Data records:
******************************
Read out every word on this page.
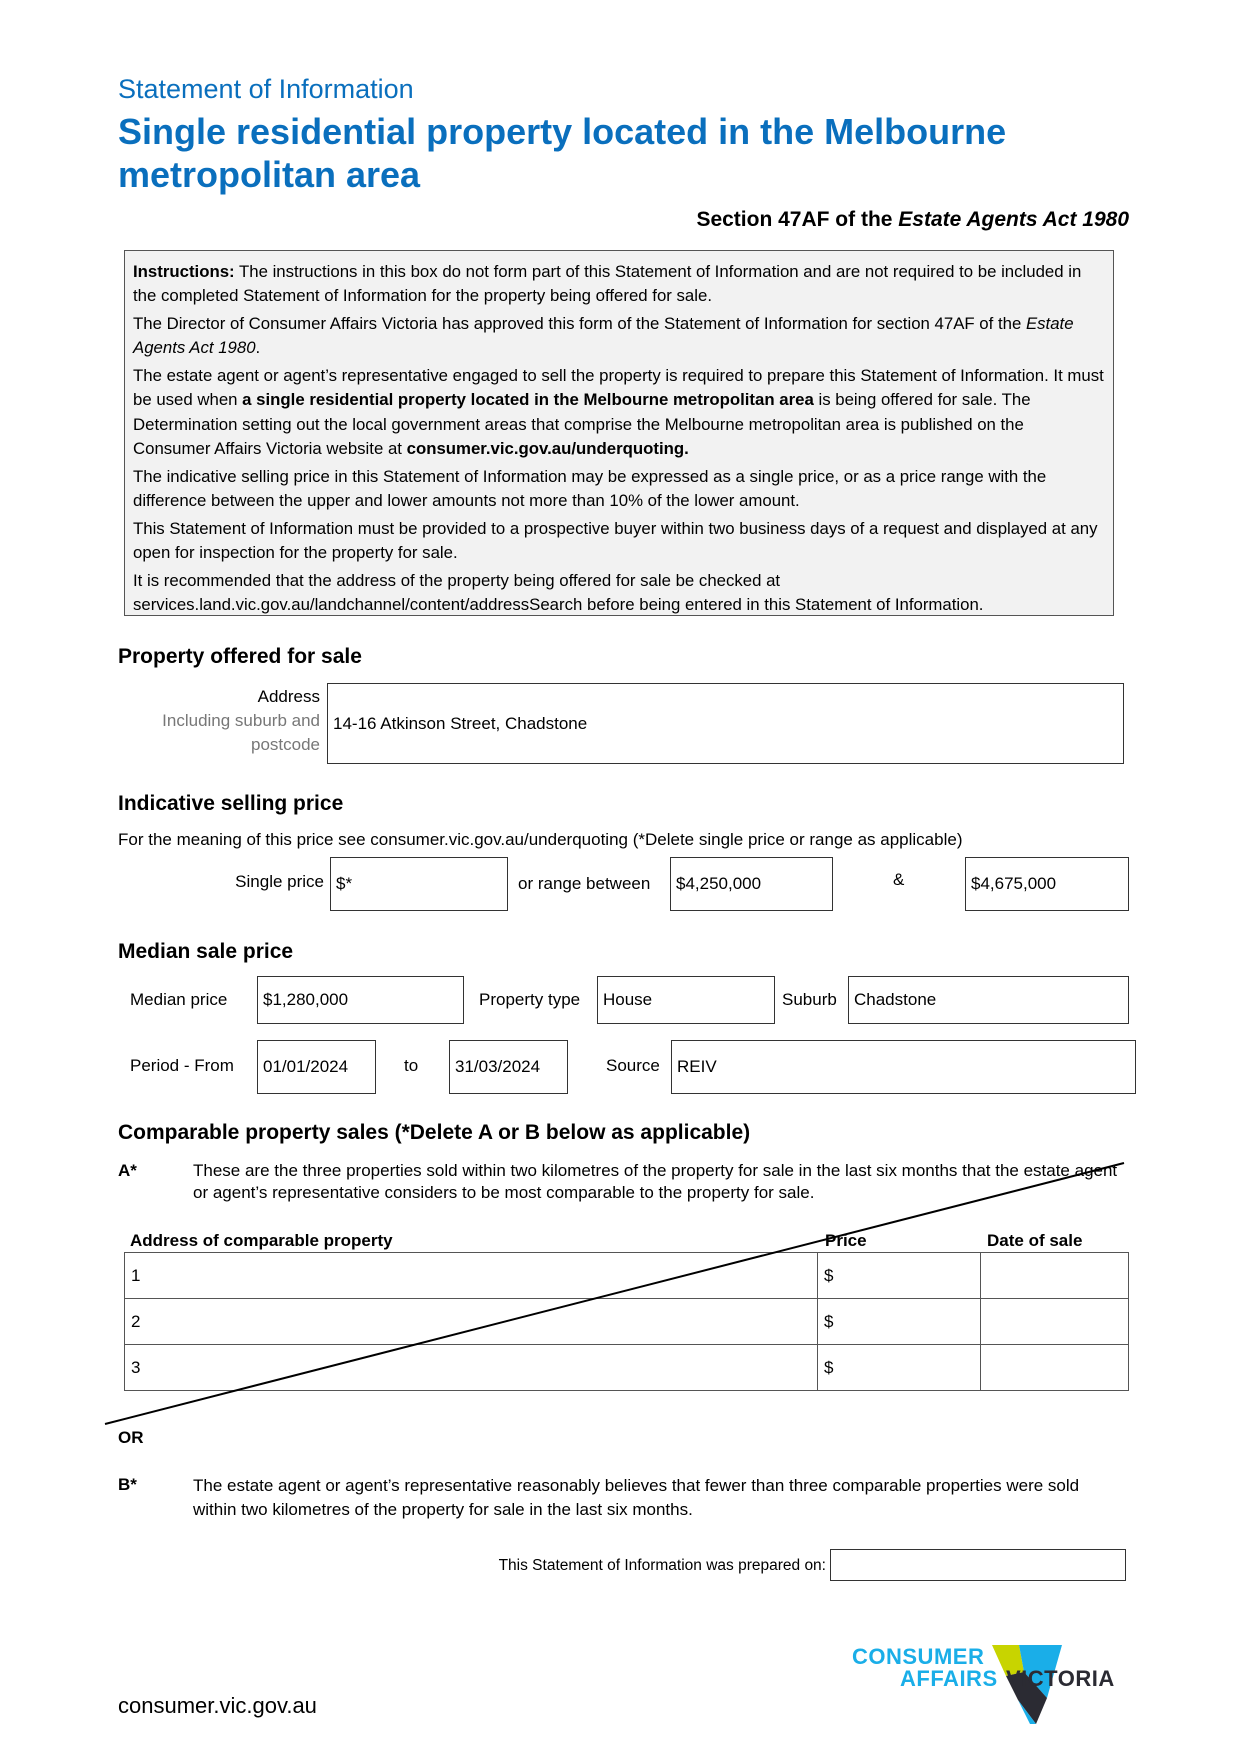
Statement of Information
Single residential property located in the Melbourne metropolitan area
Section 47AF of the Estate Agents Act 1980

Instructions: The instructions in this box do not form part of this Statement of Information and are not required to be included in the completed Statement of Information for the property being offered for sale.

The Director of Consumer Affairs Victoria has approved this form of the Statement of Information for section 47AF of the Estate Agents Act 1980.

The estate agent or agent’s representative engaged to sell the property is required to prepare this Statement of Information. It must be used when a single residential property located in the Melbourne metropolitan area is being offered for sale. The Determination setting out the local government areas that comprise the Melbourne metropolitan area is published on the Consumer Affairs Victoria website at consumer.vic.gov.au/underquoting.

The indicative selling price in this Statement of Information may be expressed as a single price, or as a price range with the difference between the upper and lower amounts not more than 10% of the lower amount.

This Statement of Information must be provided to a prospective buyer within two business days of a request and displayed at any open for inspection for the property for sale.

It is recommended that the address of the property being offered for sale be checked at services.land.vic.gov.au/landchannel/content/addressSearch before being entered in this Statement of Information.

Property offered for sale
Address
Including suburb and
postcode
14-16 Atkinson Street, Chadstone
Indicative selling price
For the meaning of this price see consumer.vic.gov.au/underquoting (*Delete single price or range as applicable)
Single price $*	or range between	$4,250,000	&	$4,675,000
Median sale price
Median price	$1,280,000	Property type	House	Suburb	Chadstone
Period - From	01/01/2024	to	31/03/2024	Source	REIV
Comparable property sales (*Delete A or B below as applicable)
A*	These are the three properties sold within two kilometres of the property for sale in the last six months that the estate agent or agent’s representative considers to be most comparable to the property for sale.
Address of comparable property	Price	Date of sale
1	$	
2	$	
3	$	
OR
B*	The estate agent or agent’s representative reasonably believes that fewer than three comparable properties were sold within two kilometres of the property for sale in the last six months.
This Statement of Information was prepared on:
consumer.vic.gov.au
CONSUMER
AFFAIRS VICTORIA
******************************
■ **Task directions**: Your task is to set down the records shown above exactly, minus any pictures.

■ **Task solution**:
Read out every word on this page.
Statement of Information
Single residential property located in the Melbourne metropolitan area
Section 47AF of the Estate Agents Act 1980

Instructions: The instructions in this box do not form part of this Statement of Information and are not required to be included in the completed Statement of Information for the property being offered for sale.

The Director of Consumer Affairs Victoria has approved this form of the Statement of Information for section 47AF of the Estate Agents Act 1980.

The estate agent or agent’s representative engaged to sell the property is required to prepare this Statement of Information. It must be used when a single residential property located in the Melbourne metropolitan area is being offered for sale. The Determination setting out the local government areas that comprise the Melbourne metropolitan area is published on the Consumer Affairs Victoria website at consumer.vic.gov.au/underquoting.

The indicative selling price in this Statement of Information may be expressed as a single price, or as a price range with the difference between the upper and lower amounts not more than 10% of the lower amount.

This Statement of Information must be provided to a prospective buyer within two business days of a request and displayed at any open for inspection for the property for sale.

It is recommended that the address of the property being offered for sale be checked at services.land.vic.gov.au/landchannel/content/addressSearch before being entered in this Statement of Information.

Property offered for sale
Address
Including suburb and
postcode
14-16 Atkinson Street, Chadstone
Indicative selling price
For the meaning of this price see consumer.vic.gov.au/underquoting (*Delete single price or range as applicable)
Single price $*	or range between	$4,250,000	&	$4,675,000
Median sale price
Median price	$1,280,000	Property type	House	Suburb	Chadstone
Period - From	01/01/2024	to	31/03/2024	Source	REIV
Comparable property sales (*Delete A or B below as applicable)
A*	These are the three properties sold within two kilometres of the property for sale in the last six months that the estate agent or agent’s representative considers to be most comparable to the property for sale.
Address of comparable property	Price	Date of sale
1	$	
2	$	
3	$	
OR
B*	The estate agent or agent’s representative reasonably believes that fewer than three comparable properties were sold within two kilometres of the property for sale in the last six months.
This Statement of Information was prepared on:
consumer.vic.gov.au
CONSUMER
AFFAIRS VICTORIA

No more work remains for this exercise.